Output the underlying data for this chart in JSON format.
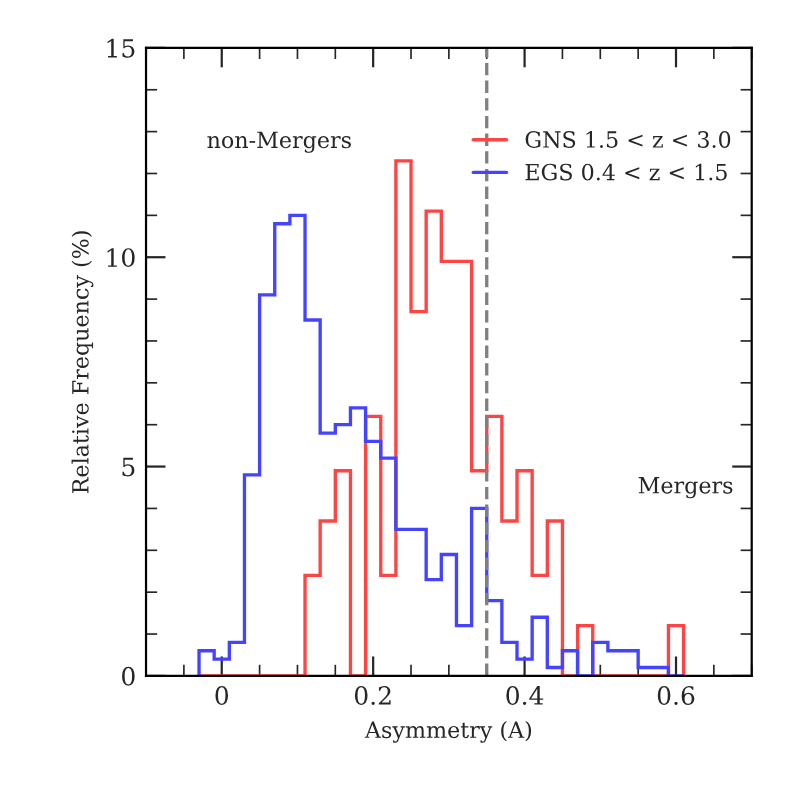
{
  "chart_data": {
    "type": "histogram",
    "xlabel": "Asymmetry (A)",
    "ylabel": "Relative Frequency (%)",
    "bins": [
      -0.03,
      -0.01,
      0.01,
      0.03,
      0.05,
      0.07,
      0.09,
      0.11,
      0.13,
      0.15,
      0.17,
      0.19,
      0.21,
      0.23,
      0.25,
      0.27,
      0.29,
      0.31,
      0.33,
      0.35,
      0.37,
      0.39,
      0.41,
      0.43,
      0.45,
      0.47,
      0.49,
      0.51,
      0.53,
      0.55,
      0.57,
      0.59,
      0.61
    ],
    "series": [
      {
        "name": "GNS 1.5 < z < 3.0",
        "color": "#ff4444",
        "values": [
          0,
          0,
          0,
          0,
          0,
          0,
          0,
          2.4,
          3.7,
          4.9,
          0,
          6.2,
          2.4,
          12.3,
          8.7,
          11.1,
          9.9,
          9.9,
          4.9,
          6.2,
          3.7,
          4.9,
          2.4,
          3.7,
          0,
          1.2,
          0,
          0,
          0,
          0,
          0,
          1.2
        ]
      },
      {
        "name": "EGS 0.4 < z < 1.5",
        "color": "#4444ff",
        "values": [
          0.6,
          0.4,
          0.8,
          4.8,
          9.1,
          10.8,
          11.0,
          8.5,
          5.8,
          6.0,
          6.4,
          5.6,
          5.2,
          3.5,
          3.5,
          2.3,
          2.9,
          1.2,
          4.0,
          1.8,
          0.8,
          0.4,
          1.4,
          0.2,
          0.6,
          0,
          0.8,
          0.6,
          0.6,
          0.2,
          0.2,
          0
        ]
      }
    ],
    "xlim": [
      -0.1,
      0.7
    ],
    "xticks": [
      0,
      0.2,
      0.4,
      0.6
    ],
    "ylim": [
      0,
      15
    ],
    "yticks": [
      0,
      5,
      10,
      15
    ],
    "ref_lines": [
      {
        "axis": "x",
        "value": 0.35,
        "color": "#808080",
        "line_style": "dashed"
      }
    ],
    "annotations": [
      "non-Mergers",
      "Mergers"
    ],
    "legend": "top right",
    "grid": false
  }
}
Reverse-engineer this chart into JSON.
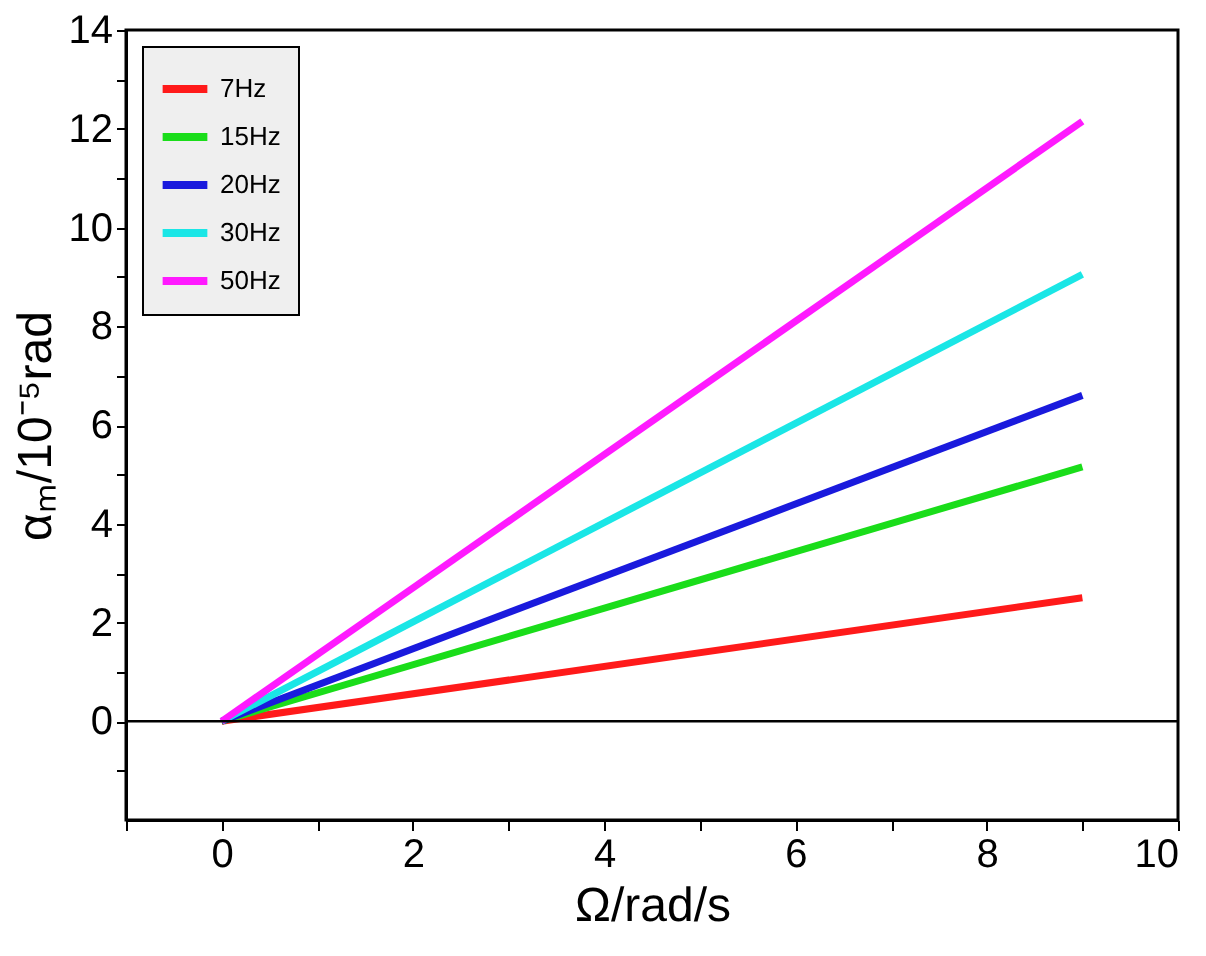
{
  "chart_data": {
    "type": "line",
    "xlabel": "Ω/rad/s",
    "ylabel": "αₘ/10⁻⁵rad",
    "x": [
      0,
      9
    ],
    "series": [
      {
        "name": "7Hz",
        "color": "#ff1a1a",
        "values": [
          0,
          2.5
        ]
      },
      {
        "name": "15Hz",
        "color": "#1add1a",
        "values": [
          0,
          5.15
        ]
      },
      {
        "name": "20Hz",
        "color": "#1a1add",
        "values": [
          0,
          6.6
        ]
      },
      {
        "name": "30Hz",
        "color": "#1ae6e6",
        "values": [
          0,
          9.05
        ]
      },
      {
        "name": "50Hz",
        "color": "#ff1aff",
        "values": [
          0,
          12.15
        ]
      }
    ],
    "xlim": [
      -1,
      10
    ],
    "ylim": [
      -2,
      14
    ],
    "xticks": [
      {
        "value": -1,
        "label": null
      },
      0,
      {
        "value": 1,
        "label": null
      },
      2,
      {
        "value": 3,
        "label": null
      },
      4,
      {
        "value": 5,
        "label": null
      },
      6,
      {
        "value": 7,
        "label": null
      },
      8,
      {
        "value": 9,
        "label": null
      },
      10
    ],
    "yticks": [
      {
        "value": -1,
        "label": null
      },
      0,
      {
        "value": 1,
        "label": null
      },
      2,
      {
        "value": 3,
        "label": null
      },
      4,
      {
        "value": 5,
        "label": null
      },
      6,
      {
        "value": 7,
        "label": null
      },
      8,
      {
        "value": 9,
        "label": null
      },
      10,
      {
        "value": 11,
        "label": null
      },
      12,
      {
        "value": 13,
        "label": null
      },
      14
    ],
    "ref_lines": [
      {
        "axis": "y",
        "value": 0,
        "color": "#000000"
      }
    ],
    "legend": "top left",
    "grid": false,
    "marker": "none",
    "line_style": "solid"
  }
}
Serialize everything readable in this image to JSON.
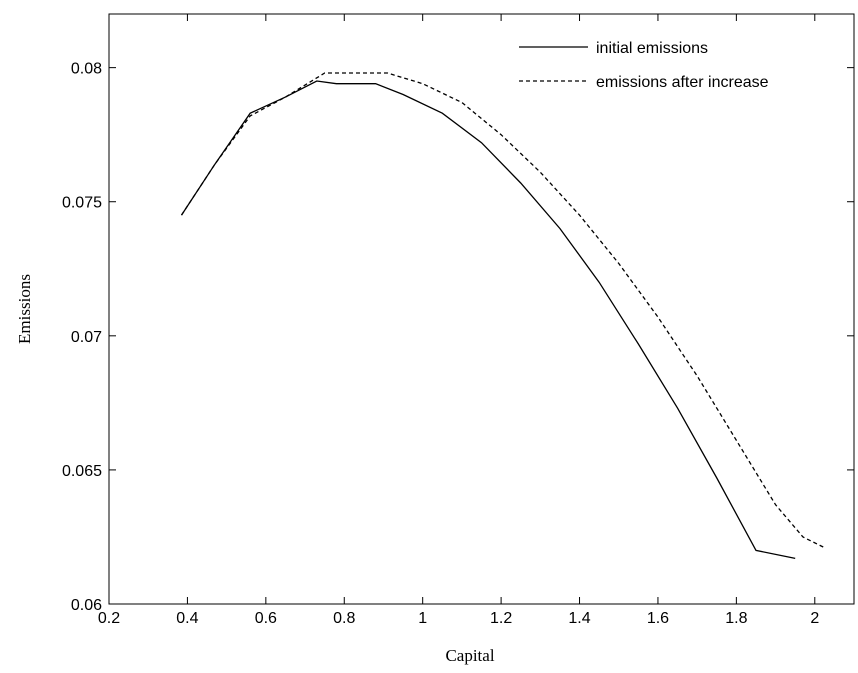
{
  "chart_data": {
    "type": "line",
    "xlabel": "Capital",
    "ylabel": "Emissions",
    "xlim": [
      0.2,
      2.1
    ],
    "ylim": [
      0.06,
      0.082
    ],
    "xticks": [
      0.2,
      0.4,
      0.6,
      0.8,
      1.0,
      1.2,
      1.4,
      1.6,
      1.8,
      2.0
    ],
    "xtick_labels": [
      "0.2",
      "0.4",
      "0.6",
      "0.8",
      "1",
      "1.2",
      "1.4",
      "1.6",
      "1.8",
      "2"
    ],
    "yticks": [
      0.06,
      0.065,
      0.07,
      0.075,
      0.08
    ],
    "ytick_labels": [
      "0.06",
      "0.065",
      "0.07",
      "0.075",
      "0.08"
    ],
    "grid": false,
    "legend_position": "top-right",
    "series": [
      {
        "name": "initial emissions",
        "style": "solid",
        "color": "#000000",
        "x": [
          0.385,
          0.47,
          0.56,
          0.65,
          0.73,
          0.78,
          0.88,
          0.95,
          1.05,
          1.15,
          1.25,
          1.35,
          1.45,
          1.55,
          1.65,
          1.75,
          1.85,
          1.95
        ],
        "y": [
          0.0745,
          0.0764,
          0.0783,
          0.0789,
          0.0795,
          0.0794,
          0.0794,
          0.079,
          0.0783,
          0.0772,
          0.0757,
          0.074,
          0.072,
          0.0697,
          0.0673,
          0.0647,
          0.062,
          0.0617
        ]
      },
      {
        "name": "emissions after increase",
        "style": "dashed",
        "color": "#000000",
        "x": [
          0.385,
          0.47,
          0.56,
          0.65,
          0.75,
          0.85,
          0.91,
          1.0,
          1.1,
          1.2,
          1.3,
          1.4,
          1.5,
          1.6,
          1.7,
          1.8,
          1.9,
          1.97,
          2.025
        ],
        "y": [
          0.0745,
          0.0764,
          0.0782,
          0.0789,
          0.0798,
          0.0798,
          0.0798,
          0.0794,
          0.0787,
          0.0775,
          0.0761,
          0.0745,
          0.0727,
          0.0707,
          0.0685,
          0.0661,
          0.0637,
          0.0625,
          0.0621
        ]
      }
    ]
  }
}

- [BRIEF]: Make an exact copy of all entries above, dropping the images.

- [RESPONSE BELOW]:
Output the underlying data for this chart in JSON format.
{
  "chart_data": {
    "type": "histogram",
    "xlabel": "Asymmetry (A)",
    "ylabel": "Relative Frequency (%)",
    "bins": [
      -0.03,
      -0.01,
      0.01,
      0.03,
      0.05,
      0.07,
      0.09,
      0.11,
      0.13,
      0.15,
      0.17,
      0.19,
      0.21,
      0.23,
      0.25,
      0.27,
      0.29,
      0.31,
      0.33,
      0.35,
      0.37,
      0.39,
      0.41,
      0.43,
      0.45,
      0.47,
      0.49,
      0.51,
      0.53,
      0.55,
      0.57,
      0.59,
      0.61
    ],
    "series": [
      {
        "name": "GNS 1.5 < z < 3.0",
        "color": "#ff4444",
        "values": [
          0,
          0,
          0,
          0,
          0,
          0,
          0,
          2.4,
          3.7,
          4.9,
          0,
          6.2,
          2.4,
          12.3,
          8.7,
          11.1,
          9.9,
          9.9,
          4.9,
          6.2,
          3.7,
          4.9,
          2.4,
          3.7,
          0,
          1.2,
          0,
          0,
          0,
          0,
          0,
          1.2
        ]
      },
      {
        "name": "EGS 0.4 < z < 1.5",
        "color": "#4444ff",
        "values": [
          0.6,
          0.4,
          0.8,
          4.8,
          9.1,
          10.8,
          11.0,
          8.5,
          5.8,
          6.0,
          6.4,
          5.6,
          5.2,
          3.5,
          3.5,
          2.3,
          2.9,
          1.2,
          4.0,
          1.8,
          0.8,
          0.4,
          1.4,
          0.2,
          0.6,
          0,
          0.8,
          0.6,
          0.6,
          0.2,
          0.2,
          0
        ]
      }
    ],
    "xlim": [
      -0.1,
      0.7
    ],
    "xticks": [
      0,
      0.2,
      0.4,
      0.6
    ],
    "ylim": [
      0,
      15
    ],
    "yticks": [
      0,
      5,
      10,
      15
    ],
    "ref_lines": [
      {
        "axis": "x",
        "value": 0.35,
        "color": "#808080",
        "line_style": "dashed"
      }
    ],
    "annotations": [
      "non-Mergers",
      "Mergers"
    ],
    "legend": "top right",
    "grid": false
  }
}
Reverse-engineer this chart into JSON.
{
  "chart_data": {
    "type": "line",
    "xlabel": "Ω/rad/s",
    "ylabel": "αₘ/10⁻⁵rad",
    "x": [
      0,
      9
    ],
    "series": [
      {
        "name": "7Hz",
        "color": "#ff1a1a",
        "values": [
          0,
          2.5
        ]
      },
      {
        "name": "15Hz",
        "color": "#1add1a",
        "values": [
          0,
          5.15
        ]
      },
      {
        "name": "20Hz",
        "color": "#1a1add",
        "values": [
          0,
          6.6
        ]
      },
      {
        "name": "30Hz",
        "color": "#1ae6e6",
        "values": [
          0,
          9.05
        ]
      },
      {
        "name": "50Hz",
        "color": "#ff1aff",
        "values": [
          0,
          12.15
        ]
      }
    ],
    "xlim": [
      -1,
      10
    ],
    "ylim": [
      -2,
      14
    ],
    "xticks": [
      {
        "value": -1,
        "label": null
      },
      0,
      {
        "value": 1,
        "label": null
      },
      2,
      {
        "value": 3,
        "label": null
      },
      4,
      {
        "value": 5,
        "label": null
      },
      6,
      {
        "value": 7,
        "label": null
      },
      8,
      {
        "value": 9,
        "label": null
      },
      10
    ],
    "yticks": [
      {
        "value": -1,
        "label": null
      },
      0,
      {
        "value": 1,
        "label": null
      },
      2,
      {
        "value": 3,
        "label": null
      },
      4,
      {
        "value": 5,
        "label": null
      },
      6,
      {
        "value": 7,
        "label": null
      },
      8,
      {
        "value": 9,
        "label": null
      },
      10,
      {
        "value": 11,
        "label": null
      },
      12,
      {
        "value": 13,
        "label": null
      },
      14
    ],
    "ref_lines": [
      {
        "axis": "y",
        "value": 0,
        "color": "#000000"
      }
    ],
    "legend": "top left",
    "grid": false,
    "marker": "none",
    "line_style": "solid"
  }
}
Serialize everything readable in this image to JSON.
{
  "chart_data": {
    "type": "line",
    "xlabel": "Capital",
    "ylabel": "Emissions",
    "xlim": [
      0.2,
      2.1
    ],
    "ylim": [
      0.06,
      0.082
    ],
    "xticks": [
      0.2,
      0.4,
      0.6,
      0.8,
      1.0,
      1.2,
      1.4,
      1.6,
      1.8,
      2.0
    ],
    "xtick_labels": [
      "0.2",
      "0.4",
      "0.6",
      "0.8",
      "1",
      "1.2",
      "1.4",
      "1.6",
      "1.8",
      "2"
    ],
    "yticks": [
      0.06,
      0.065,
      0.07,
      0.075,
      0.08
    ],
    "ytick_labels": [
      "0.06",
      "0.065",
      "0.07",
      "0.075",
      "0.08"
    ],
    "grid": false,
    "legend_position": "top-right",
    "series": [
      {
        "name": "initial emissions",
        "style": "solid",
        "color": "#000000",
        "x": [
          0.385,
          0.47,
          0.56,
          0.65,
          0.73,
          0.78,
          0.88,
          0.95,
          1.05,
          1.15,
          1.25,
          1.35,
          1.45,
          1.55,
          1.65,
          1.75,
          1.85,
          1.95
        ],
        "y": [
          0.0745,
          0.0764,
          0.0783,
          0.0789,
          0.0795,
          0.0794,
          0.0794,
          0.079,
          0.0783,
          0.0772,
          0.0757,
          0.074,
          0.072,
          0.0697,
          0.0673,
          0.0647,
          0.062,
          0.0617
        ]
      },
      {
        "name": "emissions after increase",
        "style": "dashed",
        "color": "#000000",
        "x": [
          0.385,
          0.47,
          0.56,
          0.65,
          0.75,
          0.85,
          0.91,
          1.0,
          1.1,
          1.2,
          1.3,
          1.4,
          1.5,
          1.6,
          1.7,
          1.8,
          1.9,
          1.97,
          2.025
        ],
        "y": [
          0.0745,
          0.0764,
          0.0782,
          0.0789,
          0.0798,
          0.0798,
          0.0798,
          0.0794,
          0.0787,
          0.0775,
          0.0761,
          0.0745,
          0.0727,
          0.0707,
          0.0685,
          0.0661,
          0.0637,
          0.0625,
          0.0621
        ]
      }
    ]
  }
}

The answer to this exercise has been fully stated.